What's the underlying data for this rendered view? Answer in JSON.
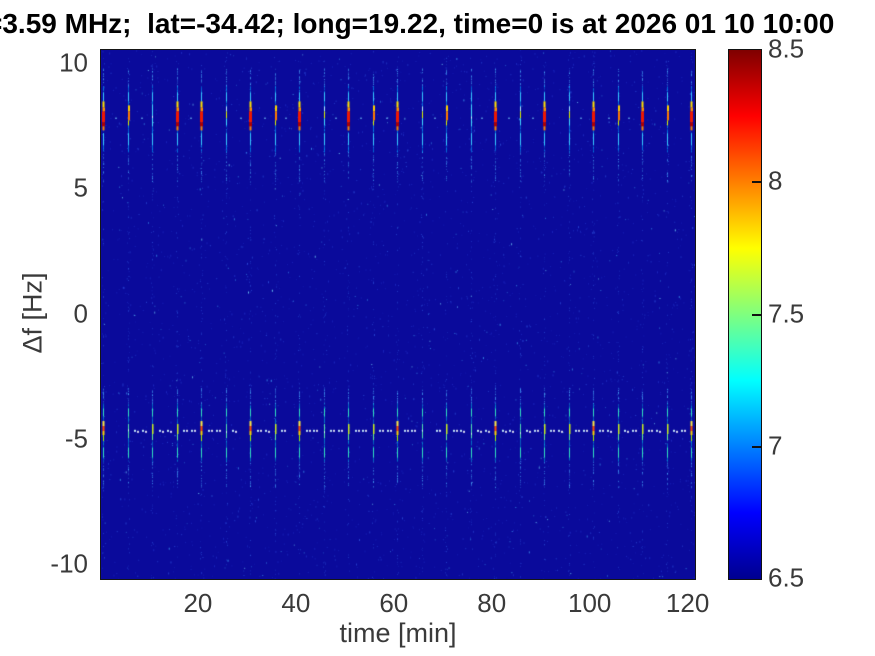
{
  "figure": {
    "title_clipped_prefix": "=",
    "title": "3.59 MHz;  lat=-34.42; long=19.22, time=0 is at 2026 01 10 10:00"
  },
  "chart_data": {
    "type": "heatmap",
    "title": "3.59 MHz;  lat=-34.42; long=19.22, time=0 is at 2026 01 10 10:00",
    "xlabel": "time [min]",
    "ylabel": "Δf [Hz]",
    "xlim": [
      0,
      121.3
    ],
    "ylim": [
      -10.55,
      10.55
    ],
    "x_ticks": [
      20,
      40,
      60,
      80,
      100,
      120
    ],
    "y_ticks": [
      10,
      5,
      0,
      -5,
      -10
    ],
    "grid": false,
    "background_color": "#0A0A9B",
    "colorbar": {
      "min": 6.5,
      "max": 8.5,
      "labels": [
        8.5,
        8,
        7.5,
        7,
        6.5
      ],
      "tick_marks": [
        8,
        7.5,
        7
      ],
      "colormap": "jet",
      "gradient_stops": [
        [
          "#00008F",
          0
        ],
        [
          "#0000FF",
          12.5
        ],
        [
          "#00FFFF",
          37.5
        ],
        [
          "#7FFF7F",
          50
        ],
        [
          "#FFFF00",
          62.5
        ],
        [
          "#FF0000",
          87.5
        ],
        [
          "#7F0000",
          100
        ]
      ]
    },
    "pulses": {
      "description": "vertical Doppler-spread echo streaks repeating every 5 min in two frequency bands",
      "start_min": 0.5,
      "period_min": 5,
      "count": 25,
      "upper_band": {
        "center_hz": 7.9,
        "extent_hz": [
          6.5,
          9.1
        ],
        "core_hz": [
          7.35,
          8.5
        ]
      },
      "lower_band": {
        "center_hz": -4.7,
        "extent_hz": [
          -5.85,
          -3.55
        ],
        "core_hz": [
          -5.15,
          -4.25
        ]
      },
      "upper_intensity": [
        1.0,
        0.6,
        0.4,
        0.9,
        1.0,
        0.45,
        1.0,
        0.62,
        1.0,
        0.48,
        0.95,
        0.7,
        1.0,
        0.5,
        0.8,
        0.42,
        1.0,
        0.46,
        0.85,
        0.52,
        1.0,
        0.72,
        0.95,
        0.65,
        1.0
      ],
      "lower_intensity": [
        0.95,
        0.55,
        0.65,
        0.75,
        0.85,
        0.5,
        0.8,
        0.6,
        0.85,
        0.55,
        0.7,
        0.68,
        0.9,
        0.52,
        0.75,
        0.58,
        0.85,
        0.5,
        0.72,
        0.62,
        0.9,
        0.6,
        0.78,
        0.62,
        0.88
      ],
      "interpulse_dots": {
        "upper_dot_hz": 7.85,
        "lower_dot_hz": -4.6,
        "lower_cluster_offsets_min": [
          1.7,
          3.3
        ],
        "upper_offset_min": 2.5
      }
    }
  }
}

### Goal
Keep the pictures out of the copy and write out the data exactly as it stands.

### The reply
What's the underlying data for this rendered view? Answer in JSON.
{
  "figure": {
    "title_clipped_prefix": "=",
    "title": "3.59 MHz;  lat=-34.42; long=19.22, time=0 is at 2026 01 10 10:00"
  },
  "chart_data": {
    "type": "heatmap",
    "title": "3.59 MHz;  lat=-34.42; long=19.22, time=0 is at 2026 01 10 10:00",
    "xlabel": "time [min]",
    "ylabel": "Δf [Hz]",
    "xlim": [
      0,
      121.3
    ],
    "ylim": [
      -10.55,
      10.55
    ],
    "x_ticks": [
      20,
      40,
      60,
      80,
      100,
      120
    ],
    "y_ticks": [
      10,
      5,
      0,
      -5,
      -10
    ],
    "grid": false,
    "background_color": "#0A0A9B",
    "colorbar": {
      "min": 6.5,
      "max": 8.5,
      "labels": [
        8.5,
        8,
        7.5,
        7,
        6.5
      ],
      "tick_marks": [
        8,
        7.5,
        7
      ],
      "colormap": "jet",
      "gradient_stops": [
        [
          "#00008F",
          0
        ],
        [
          "#0000FF",
          12.5
        ],
        [
          "#00FFFF",
          37.5
        ],
        [
          "#7FFF7F",
          50
        ],
        [
          "#FFFF00",
          62.5
        ],
        [
          "#FF0000",
          87.5
        ],
        [
          "#7F0000",
          100
        ]
      ]
    },
    "pulses": {
      "description": "vertical Doppler-spread echo streaks repeating every 5 min in two frequency bands",
      "start_min": 0.5,
      "period_min": 5,
      "count": 25,
      "upper_band": {
        "center_hz": 7.9,
        "extent_hz": [
          6.5,
          9.1
        ],
        "core_hz": [
          7.35,
          8.5
        ]
      },
      "lower_band": {
        "center_hz": -4.7,
        "extent_hz": [
          -5.85,
          -3.55
        ],
        "core_hz": [
          -5.15,
          -4.25
        ]
      },
      "upper_intensity": [
        1.0,
        0.6,
        0.4,
        0.9,
        1.0,
        0.45,
        1.0,
        0.62,
        1.0,
        0.48,
        0.95,
        0.7,
        1.0,
        0.5,
        0.8,
        0.42,
        1.0,
        0.46,
        0.85,
        0.52,
        1.0,
        0.72,
        0.95,
        0.65,
        1.0
      ],
      "lower_intensity": [
        0.95,
        0.55,
        0.65,
        0.75,
        0.85,
        0.5,
        0.8,
        0.6,
        0.85,
        0.55,
        0.7,
        0.68,
        0.9,
        0.52,
        0.75,
        0.58,
        0.85,
        0.5,
        0.72,
        0.62,
        0.9,
        0.6,
        0.78,
        0.62,
        0.88
      ],
      "interpulse_dots": {
        "upper_dot_hz": 7.85,
        "lower_dot_hz": -4.6,
        "lower_cluster_offsets_min": [
          1.7,
          3.3
        ],
        "upper_offset_min": 2.5
      }
    }
  }
}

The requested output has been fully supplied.